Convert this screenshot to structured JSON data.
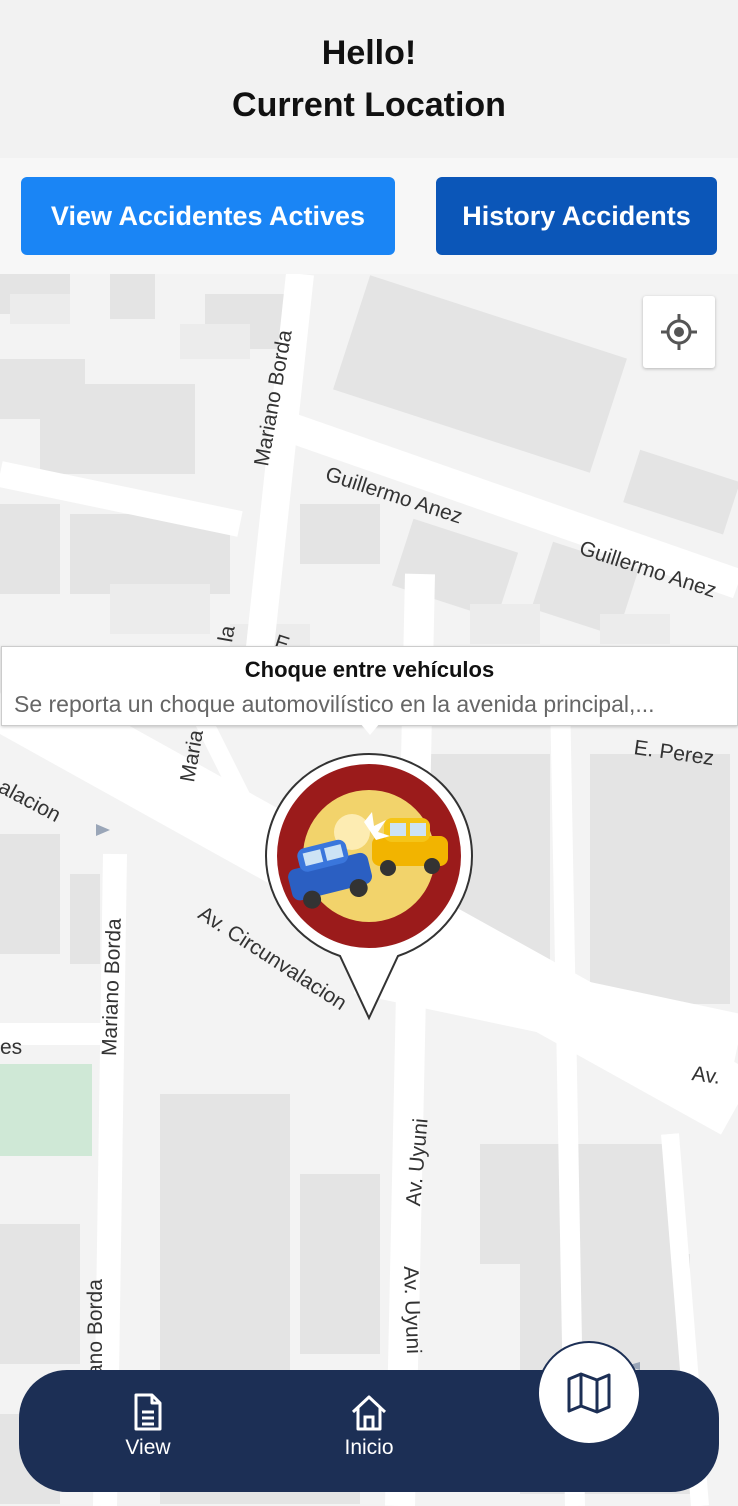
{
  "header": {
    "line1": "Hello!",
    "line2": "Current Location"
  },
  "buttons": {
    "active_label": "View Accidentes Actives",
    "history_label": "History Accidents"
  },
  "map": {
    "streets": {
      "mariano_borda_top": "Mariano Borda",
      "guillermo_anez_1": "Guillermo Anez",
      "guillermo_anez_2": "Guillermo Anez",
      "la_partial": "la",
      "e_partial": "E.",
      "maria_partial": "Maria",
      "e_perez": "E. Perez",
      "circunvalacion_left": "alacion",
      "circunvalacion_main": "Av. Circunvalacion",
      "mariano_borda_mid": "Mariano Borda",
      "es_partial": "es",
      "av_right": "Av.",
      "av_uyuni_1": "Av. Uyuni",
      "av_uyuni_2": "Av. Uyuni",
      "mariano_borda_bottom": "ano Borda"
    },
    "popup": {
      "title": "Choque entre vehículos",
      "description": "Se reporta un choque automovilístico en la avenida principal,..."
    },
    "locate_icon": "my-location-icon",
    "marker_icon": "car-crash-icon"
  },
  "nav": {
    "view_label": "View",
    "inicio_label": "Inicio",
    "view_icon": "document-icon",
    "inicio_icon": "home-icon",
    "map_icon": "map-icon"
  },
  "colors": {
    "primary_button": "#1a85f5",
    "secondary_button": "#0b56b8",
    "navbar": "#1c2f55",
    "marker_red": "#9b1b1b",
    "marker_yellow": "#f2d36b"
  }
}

**Your instructions**:
Transcribe the full listing above exactly as it stands, minus the pictures.

**Task response**:
Convert this screenshot to structured JSON data.
{
  "header": {
    "line1": "Hello!",
    "line2": "Current Location"
  },
  "buttons": {
    "active_label": "View Accidentes Actives",
    "history_label": "History Accidents"
  },
  "map": {
    "streets": {
      "mariano_borda_top": "Mariano Borda",
      "guillermo_anez_1": "Guillermo Anez",
      "guillermo_anez_2": "Guillermo Anez",
      "la_partial": "la",
      "e_partial": "E.",
      "maria_partial": "Maria",
      "e_perez": "E. Perez",
      "circunvalacion_left": "alacion",
      "circunvalacion_main": "Av. Circunvalacion",
      "mariano_borda_mid": "Mariano Borda",
      "es_partial": "es",
      "av_right": "Av.",
      "av_uyuni_1": "Av. Uyuni",
      "av_uyuni_2": "Av. Uyuni",
      "mariano_borda_bottom": "ano Borda"
    },
    "popup": {
      "title": "Choque entre vehículos",
      "description": "Se reporta un choque automovilístico en la avenida principal,..."
    },
    "locate_icon": "my-location-icon",
    "marker_icon": "car-crash-icon"
  },
  "nav": {
    "view_label": "View",
    "inicio_label": "Inicio",
    "view_icon": "document-icon",
    "inicio_icon": "home-icon",
    "map_icon": "map-icon"
  },
  "colors": {
    "primary_button": "#1a85f5",
    "secondary_button": "#0b56b8",
    "navbar": "#1c2f55",
    "marker_red": "#9b1b1b",
    "marker_yellow": "#f2d36b"
  }
}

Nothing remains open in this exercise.